___ ROWS ___
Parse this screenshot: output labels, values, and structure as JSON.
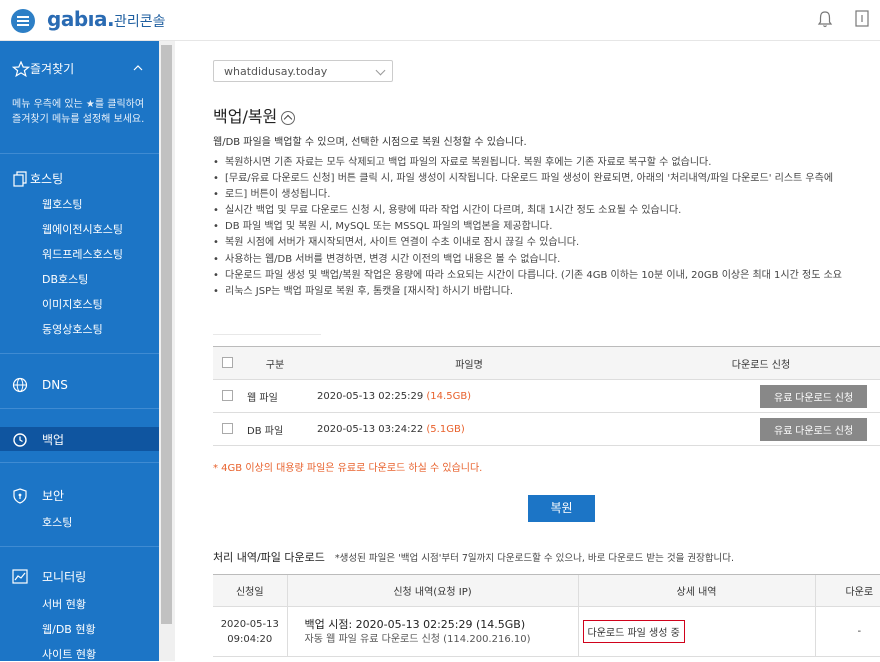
{
  "header": {
    "logo": "gabıa.",
    "title": "관리콘솔"
  },
  "sidebar": {
    "favorites": {
      "label": "즐겨찾기",
      "note": "메뉴 우측에 있는 ★를 클릭하여 즐겨찾기 메뉴를 설정해 보세요."
    },
    "hosting": {
      "label": "호스팅",
      "items": [
        "웹호스팅",
        "웹에이전시호스팅",
        "워드프레스호스팅",
        "DB호스팅",
        "이미지호스팅",
        "동영상호스팅"
      ]
    },
    "dns": {
      "label": "DNS"
    },
    "backup": {
      "label": "백업"
    },
    "security": {
      "label": "보안",
      "items": [
        "호스팅"
      ]
    },
    "monitoring": {
      "label": "모니터링",
      "items": [
        "서버 현황",
        "웹/DB 현황",
        "사이트 현황"
      ]
    }
  },
  "main": {
    "site_select": "whatdidusay.today",
    "title": "백업/복원",
    "intro": "웹/DB 파일을 백업할 수 있으며, 선택한 시점으로 복원 신청할 수 있습니다.",
    "bullets": [
      "복원하시면 기존 자료는 모두 삭제되고 백업 파일의 자료로 복원됩니다. 복원 후에는 기존 자료로 복구할 수 없습니다.",
      "[무료/유료 다운로드 신청] 버튼 클릭 시, 파일 생성이 시작됩니다. 다운로드 파일 생성이 완료되면, 아래의 '처리내역/파일 다운로드' 리스트 우측에",
      "로드] 버튼이 생성됩니다.",
      "실시간 백업 및 무료 다운로드 신청 시, 용량에 따라 작업 시간이 다르며, 최대 1시간 정도 소요될 수 있습니다.",
      "DB 파일 백업 및 복원 시, MySQL 또는 MSSQL 파일의 백업본을 제공합니다.",
      "복원 시점에 서버가 재시작되면서, 사이트 연결이 수초 이내로 잠시 끊길 수 있습니다.",
      "사용하는 웹/DB 서버를 변경하면, 변경 시간 이전의 백업 내용은 볼 수 없습니다.",
      "다운로드 파일 생성 및 백업/복원 작업은 용량에 따라 소요되는 시간이 다릅니다. (기존 4GB 이하는 10분 이내, 20GB 이상은 최대 1시간 정도 소요",
      "리눅스 JSP는 백업 파일로 복원 후, 톰캣을 [재시작] 하시기 바랍니다."
    ],
    "file_table": {
      "headers": [
        "구분",
        "파일명",
        "다운로드 신청"
      ],
      "rows": [
        {
          "type": "웹 파일",
          "date": "2020-05-13 02:25:29",
          "size": "(14.5GB)",
          "button": "유료 다운로드 신청"
        },
        {
          "type": "DB 파일",
          "date": "2020-05-13 03:24:22",
          "size": "(5.1GB)",
          "button": "유료 다운로드 신청"
        }
      ]
    },
    "note": "* 4GB 이상의 대용량 파일은 유료로 다운로드 하실 수 있습니다.",
    "restore_button": "복원",
    "history_title": "처리 내역/파일 다운로드",
    "history_note": "*생성된 파일은 '백업 시점'부터 7일까지 다운로드할 수 있으나, 바로 다운로드 받는 것을 권장합니다.",
    "history_table": {
      "headers": [
        "신청일",
        "신청 내역(요청 IP)",
        "상세 내역",
        "다운로"
      ],
      "rows": [
        {
          "date": "2020-05-13",
          "time": "09:04:20",
          "line1": "백업 시점:  2020-05-13 02:25:29 (14.5GB)",
          "line2": "자동 웹 파일 유료 다운로드 신청 (114.200.216.10)",
          "detail": "다운로드 파일 생성 중",
          "download": "-"
        }
      ]
    }
  }
}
___
◆ TASK GOAL ◆
Give solely the number of lines in the data that contain the string "즐겨찾기".

◆ ANSWER TO THIS TASK ◆
2